Content starts

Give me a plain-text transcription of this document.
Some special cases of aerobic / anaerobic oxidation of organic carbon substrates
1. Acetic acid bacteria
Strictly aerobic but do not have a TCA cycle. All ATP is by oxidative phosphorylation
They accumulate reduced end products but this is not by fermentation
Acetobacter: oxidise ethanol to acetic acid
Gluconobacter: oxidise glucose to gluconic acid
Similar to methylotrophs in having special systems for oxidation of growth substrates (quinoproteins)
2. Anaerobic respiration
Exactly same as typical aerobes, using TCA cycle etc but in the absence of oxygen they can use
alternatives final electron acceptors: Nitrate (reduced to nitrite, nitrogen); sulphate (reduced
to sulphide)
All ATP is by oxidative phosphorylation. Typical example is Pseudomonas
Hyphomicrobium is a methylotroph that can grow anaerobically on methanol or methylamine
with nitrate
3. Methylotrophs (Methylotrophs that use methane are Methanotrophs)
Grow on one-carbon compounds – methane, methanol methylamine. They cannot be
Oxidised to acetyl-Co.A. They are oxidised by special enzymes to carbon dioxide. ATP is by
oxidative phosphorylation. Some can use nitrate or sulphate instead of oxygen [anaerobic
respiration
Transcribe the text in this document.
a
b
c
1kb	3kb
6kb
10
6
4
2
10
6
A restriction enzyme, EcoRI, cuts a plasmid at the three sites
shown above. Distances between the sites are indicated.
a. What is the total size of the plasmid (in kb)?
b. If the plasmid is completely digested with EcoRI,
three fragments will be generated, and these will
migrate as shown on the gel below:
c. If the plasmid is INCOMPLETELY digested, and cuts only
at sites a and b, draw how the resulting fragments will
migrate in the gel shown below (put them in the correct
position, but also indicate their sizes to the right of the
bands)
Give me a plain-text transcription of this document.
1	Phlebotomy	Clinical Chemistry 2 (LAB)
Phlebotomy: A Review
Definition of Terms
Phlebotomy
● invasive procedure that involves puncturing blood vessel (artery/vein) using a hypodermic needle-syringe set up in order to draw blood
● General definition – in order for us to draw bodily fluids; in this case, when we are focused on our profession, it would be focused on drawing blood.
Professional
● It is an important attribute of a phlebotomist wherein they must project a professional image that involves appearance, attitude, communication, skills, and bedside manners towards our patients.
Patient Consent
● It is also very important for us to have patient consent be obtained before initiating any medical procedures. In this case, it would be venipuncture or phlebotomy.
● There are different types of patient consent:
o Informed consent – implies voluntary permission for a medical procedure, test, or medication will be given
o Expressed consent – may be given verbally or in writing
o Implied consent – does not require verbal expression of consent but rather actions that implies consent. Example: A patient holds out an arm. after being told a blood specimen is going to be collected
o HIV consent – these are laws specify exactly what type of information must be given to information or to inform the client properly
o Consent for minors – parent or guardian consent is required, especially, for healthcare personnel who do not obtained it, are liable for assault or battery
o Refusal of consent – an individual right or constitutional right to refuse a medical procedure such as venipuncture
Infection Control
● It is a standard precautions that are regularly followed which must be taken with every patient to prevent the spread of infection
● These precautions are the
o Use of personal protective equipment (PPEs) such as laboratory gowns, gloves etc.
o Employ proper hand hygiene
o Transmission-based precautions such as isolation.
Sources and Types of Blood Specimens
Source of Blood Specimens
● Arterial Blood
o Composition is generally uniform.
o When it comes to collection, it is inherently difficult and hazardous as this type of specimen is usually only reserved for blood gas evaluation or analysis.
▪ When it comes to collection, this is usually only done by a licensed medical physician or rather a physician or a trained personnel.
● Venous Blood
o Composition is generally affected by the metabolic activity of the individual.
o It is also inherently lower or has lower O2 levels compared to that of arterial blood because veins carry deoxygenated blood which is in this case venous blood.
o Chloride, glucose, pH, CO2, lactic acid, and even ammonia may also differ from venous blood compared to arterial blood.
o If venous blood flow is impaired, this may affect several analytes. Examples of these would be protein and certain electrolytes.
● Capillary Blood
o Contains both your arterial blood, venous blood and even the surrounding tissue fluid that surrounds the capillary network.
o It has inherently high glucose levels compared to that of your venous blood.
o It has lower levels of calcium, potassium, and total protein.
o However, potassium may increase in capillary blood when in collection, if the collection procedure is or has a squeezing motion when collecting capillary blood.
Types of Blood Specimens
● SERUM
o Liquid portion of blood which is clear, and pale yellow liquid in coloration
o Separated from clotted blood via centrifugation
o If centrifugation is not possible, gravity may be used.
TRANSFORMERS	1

Content ends

*WHAT THE TASK ASKS*. With nothing omitted, set down all of the records again.

*ANSWER AREA*.
Give me a plain-text transcription of this document.
Some special cases of aerobic / anaerobic oxidation of organic carbon substrates
1. Acetic acid bacteria
Strictly aerobic but do not have a TCA cycle. All ATP is by oxidative phosphorylation
They accumulate reduced end products but this is not by fermentation
Acetobacter: oxidise ethanol to acetic acid
Gluconobacter: oxidise glucose to gluconic acid
Similar to methylotrophs in having special systems for oxidation of growth substrates (quinoproteins)
2. Anaerobic respiration
Exactly same as typical aerobes, using TCA cycle etc but in the absence of oxygen they can use
alternatives final electron acceptors: Nitrate (reduced to nitrite, nitrogen); sulphate (reduced
to sulphide)
All ATP is by oxidative phosphorylation. Typical example is Pseudomonas
Hyphomicrobium is a methylotroph that can grow anaerobically on methanol or methylamine
with nitrate
3. Methylotrophs (Methylotrophs that use methane are Methanotrophs)
Grow on one-carbon compounds – methane, methanol methylamine. They cannot be
Oxidised to acetyl-Co.A. They are oxidised by special enzymes to carbon dioxide. ATP is by
oxidative phosphorylation. Some can use nitrate or sulphate instead of oxygen [anaerobic
respiration
Transcribe the text in this document.
a
b
c
1kb	3kb
6kb
10
6
4
2
10
6
A restriction enzyme, EcoRI, cuts a plasmid at the three sites
shown above. Distances between the sites are indicated.
a. What is the total size of the plasmid (in kb)?
b. If the plasmid is completely digested with EcoRI,
three fragments will be generated, and these will
migrate as shown on the gel below:
c. If the plasmid is INCOMPLETELY digested, and cuts only
at sites a and b, draw how the resulting fragments will
migrate in the gel shown below (put them in the correct
position, but also indicate their sizes to the right of the
bands)
Give me a plain-text transcription of this document.
1	Phlebotomy	Clinical Chemistry 2 (LAB)
Phlebotomy: A Review
Definition of Terms
Phlebotomy
● invasive procedure that involves puncturing blood vessel (artery/vein) using a hypodermic needle-syringe set up in order to draw blood
● General definition – in order for us to draw bodily fluids; in this case, when we are focused on our profession, it would be focused on drawing blood.
Professional
● It is an important attribute of a phlebotomist wherein they must project a professional image that involves appearance, attitude, communication, skills, and bedside manners towards our patients.
Patient Consent
● It is also very important for us to have patient consent be obtained before initiating any medical procedures. In this case, it would be venipuncture or phlebotomy.
● There are different types of patient consent:
o Informed consent – implies voluntary permission for a medical procedure, test, or medication will be given
o Expressed consent – may be given verbally or in writing
o Implied consent – does not require verbal expression of consent but rather actions that implies consent. Example: A patient holds out an arm. after being told a blood specimen is going to be collected
o HIV consent – these are laws specify exactly what type of information must be given to information or to inform the client properly
o Consent for minors – parent or guardian consent is required, especially, for healthcare personnel who do not obtained it, are liable for assault or battery
o Refusal of consent – an individual right or constitutional right to refuse a medical procedure such as venipuncture
Infection Control
● It is a standard precautions that are regularly followed which must be taken with every patient to prevent the spread of infection
● These precautions are the
o Use of personal protective equipment (PPEs) such as laboratory gowns, gloves etc.
o Employ proper hand hygiene
o Transmission-based precautions such as isolation.
Sources and Types of Blood Specimens
Source of Blood Specimens
● Arterial Blood
o Composition is generally uniform.
o When it comes to collection, it is inherently difficult and hazardous as this type of specimen is usually only reserved for blood gas evaluation or analysis.
▪ When it comes to collection, this is usually only done by a licensed medical physician or rather a physician or a trained personnel.
● Venous Blood
o Composition is generally affected by the metabolic activity of the individual.
o It is also inherently lower or has lower O2 levels compared to that of arterial blood because veins carry deoxygenated blood which is in this case venous blood.
o Chloride, glucose, pH, CO2, lactic acid, and even ammonia may also differ from venous blood compared to arterial blood.
o If venous blood flow is impaired, this may affect several analytes. Examples of these would be protein and certain electrolytes.
● Capillary Blood
o Contains both your arterial blood, venous blood and even the surrounding tissue fluid that surrounds the capillary network.
o It has inherently high glucose levels compared to that of your venous blood.
o It has lower levels of calcium, potassium, and total protein.
o However, potassium may increase in capillary blood when in collection, if the collection procedure is or has a squeezing motion when collecting capillary blood.
Types of Blood Specimens
● SERUM
o Liquid portion of blood which is clear, and pale yellow liquid in coloration
o Separated from clotted blood via centrifugation
o If centrifugation is not possible, gravity may be used.
TRANSFORMERS	1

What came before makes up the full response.